Recorded data:
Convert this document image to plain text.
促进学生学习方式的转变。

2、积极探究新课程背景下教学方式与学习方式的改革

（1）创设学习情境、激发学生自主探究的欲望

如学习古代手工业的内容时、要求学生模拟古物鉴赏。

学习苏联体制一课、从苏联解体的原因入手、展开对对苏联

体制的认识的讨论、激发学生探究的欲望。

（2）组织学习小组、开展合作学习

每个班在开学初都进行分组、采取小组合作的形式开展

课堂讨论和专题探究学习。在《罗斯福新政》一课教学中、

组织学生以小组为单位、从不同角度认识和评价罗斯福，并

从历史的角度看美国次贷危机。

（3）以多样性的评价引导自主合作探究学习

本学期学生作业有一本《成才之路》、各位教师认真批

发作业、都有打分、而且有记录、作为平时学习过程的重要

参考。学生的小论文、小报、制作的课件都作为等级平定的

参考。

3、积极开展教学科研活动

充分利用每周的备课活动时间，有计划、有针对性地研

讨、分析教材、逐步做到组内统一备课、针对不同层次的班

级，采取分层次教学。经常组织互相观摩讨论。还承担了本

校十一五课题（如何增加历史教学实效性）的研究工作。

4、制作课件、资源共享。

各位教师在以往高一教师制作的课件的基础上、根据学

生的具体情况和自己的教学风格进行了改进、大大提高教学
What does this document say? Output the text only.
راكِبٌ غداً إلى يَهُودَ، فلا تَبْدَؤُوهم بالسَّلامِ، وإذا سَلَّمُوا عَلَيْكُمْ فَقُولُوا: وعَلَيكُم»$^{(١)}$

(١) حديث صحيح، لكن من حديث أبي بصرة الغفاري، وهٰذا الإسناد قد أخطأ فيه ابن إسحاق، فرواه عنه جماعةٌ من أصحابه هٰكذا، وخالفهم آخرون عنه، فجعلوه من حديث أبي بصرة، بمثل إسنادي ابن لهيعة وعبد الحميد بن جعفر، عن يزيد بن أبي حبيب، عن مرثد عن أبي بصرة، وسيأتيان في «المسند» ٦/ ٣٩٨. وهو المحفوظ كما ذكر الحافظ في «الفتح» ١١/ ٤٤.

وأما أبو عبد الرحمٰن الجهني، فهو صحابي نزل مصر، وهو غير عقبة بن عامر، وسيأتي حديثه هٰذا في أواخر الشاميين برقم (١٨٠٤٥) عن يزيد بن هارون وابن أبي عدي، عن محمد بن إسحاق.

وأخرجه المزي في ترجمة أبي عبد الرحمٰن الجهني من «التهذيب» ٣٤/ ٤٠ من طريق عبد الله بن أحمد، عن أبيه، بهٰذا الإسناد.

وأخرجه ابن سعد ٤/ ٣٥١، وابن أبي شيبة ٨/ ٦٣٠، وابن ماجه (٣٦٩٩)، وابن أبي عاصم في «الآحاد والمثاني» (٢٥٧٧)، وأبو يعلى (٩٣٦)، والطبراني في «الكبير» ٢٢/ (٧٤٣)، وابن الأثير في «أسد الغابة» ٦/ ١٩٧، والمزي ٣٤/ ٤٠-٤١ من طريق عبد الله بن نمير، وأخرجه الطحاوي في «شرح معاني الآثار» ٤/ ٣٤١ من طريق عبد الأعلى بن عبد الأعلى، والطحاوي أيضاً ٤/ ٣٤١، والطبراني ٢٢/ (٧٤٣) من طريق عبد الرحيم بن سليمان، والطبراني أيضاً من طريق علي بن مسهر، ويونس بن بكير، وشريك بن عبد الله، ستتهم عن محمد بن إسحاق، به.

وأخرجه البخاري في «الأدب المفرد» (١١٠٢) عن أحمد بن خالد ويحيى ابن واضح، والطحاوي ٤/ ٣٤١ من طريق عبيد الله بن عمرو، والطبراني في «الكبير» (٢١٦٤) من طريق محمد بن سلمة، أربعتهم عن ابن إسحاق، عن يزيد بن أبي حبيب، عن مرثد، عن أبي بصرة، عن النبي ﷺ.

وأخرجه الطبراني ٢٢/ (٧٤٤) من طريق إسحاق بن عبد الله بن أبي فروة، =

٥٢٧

## What the task asks
Using the listing above, retype each line exactly.

## Response below
Convert this document image to plain text.
促进学生学习方式的转变。

2、积极探究新课程背景下教学方式与学习方式的改革

（1）创设学习情境、激发学生自主探究的欲望

如学习古代手工业的内容时、要求学生模拟古物鉴赏。

学习苏联体制一课、从苏联解体的原因入手、展开对对苏联

体制的认识的讨论、激发学生探究的欲望。

（2）组织学习小组、开展合作学习

每个班在开学初都进行分组、采取小组合作的形式开展

课堂讨论和专题探究学习。在《罗斯福新政》一课教学中、

组织学生以小组为单位、从不同角度认识和评价罗斯福，并

从历史的角度看美国次贷危机。

（3）以多样性的评价引导自主合作探究学习

本学期学生作业有一本《成才之路》、各位教师认真批

发作业、都有打分、而且有记录、作为平时学习过程的重要

参考。学生的小论文、小报、制作的课件都作为等级平定的

参考。

3、积极开展教学科研活动

充分利用每周的备课活动时间，有计划、有针对性地研

讨、分析教材、逐步做到组内统一备课、针对不同层次的班

级，采取分层次教学。经常组织互相观摩讨论。还承担了本

校十一五课题（如何增加历史教学实效性）的研究工作。

4、制作课件、资源共享。

各位教师在以往高一教师制作的课件的基础上、根据学

生的具体情况和自己的教学风格进行了改进、大大提高教学
What does this document say? Output the text only.
راكِبٌ غداً إلى يَهُودَ، فلا تَبْدَؤُوهم بالسَّلامِ، وإذا سَلَّمُوا عَلَيْكُمْ فَقُولُوا: وعَلَيكُم»$^{(١)}$

(١) حديث صحيح، لكن من حديث أبي بصرة الغفاري، وهٰذا الإسناد قد أخطأ فيه ابن إسحاق، فرواه عنه جماعةٌ من أصحابه هٰكذا، وخالفهم آخرون عنه، فجعلوه من حديث أبي بصرة، بمثل إسنادي ابن لهيعة وعبد الحميد بن جعفر، عن يزيد بن أبي حبيب، عن مرثد عن أبي بصرة، وسيأتيان في «المسند» ٦/ ٣٩٨. وهو المحفوظ كما ذكر الحافظ في «الفتح» ١١/ ٤٤.

وأما أبو عبد الرحمٰن الجهني، فهو صحابي نزل مصر، وهو غير عقبة بن عامر، وسيأتي حديثه هٰذا في أواخر الشاميين برقم (١٨٠٤٥) عن يزيد بن هارون وابن أبي عدي، عن محمد بن إسحاق.

وأخرجه المزي في ترجمة أبي عبد الرحمٰن الجهني من «التهذيب» ٣٤/ ٤٠ من طريق عبد الله بن أحمد، عن أبيه، بهٰذا الإسناد.

وأخرجه ابن سعد ٤/ ٣٥١، وابن أبي شيبة ٨/ ٦٣٠، وابن ماجه (٣٦٩٩)، وابن أبي عاصم في «الآحاد والمثاني» (٢٥٧٧)، وأبو يعلى (٩٣٦)، والطبراني في «الكبير» ٢٢/ (٧٤٣)، وابن الأثير في «أسد الغابة» ٦/ ١٩٧، والمزي ٣٤/ ٤٠-٤١ من طريق عبد الله بن نمير، وأخرجه الطحاوي في «شرح معاني الآثار» ٤/ ٣٤١ من طريق عبد الأعلى بن عبد الأعلى، والطحاوي أيضاً ٤/ ٣٤١، والطبراني ٢٢/ (٧٤٣) من طريق عبد الرحيم بن سليمان، والطبراني أيضاً من طريق علي بن مسهر، ويونس بن بكير، وشريك بن عبد الله، ستتهم عن محمد بن إسحاق، به.

وأخرجه البخاري في «الأدب المفرد» (١١٠٢) عن أحمد بن خالد ويحيى ابن واضح، والطحاوي ٤/ ٣٤١ من طريق عبيد الله بن عمرو، والطبراني في «الكبير» (٢١٦٤) من طريق محمد بن سلمة، أربعتهم عن ابن إسحاق، عن يزيد بن أبي حبيب، عن مرثد، عن أبي بصرة، عن النبي ﷺ.

وأخرجه الطبراني ٢٢/ (٧٤٤) من طريق إسحاق بن عبد الله بن أبي فروة، =

٥٢٧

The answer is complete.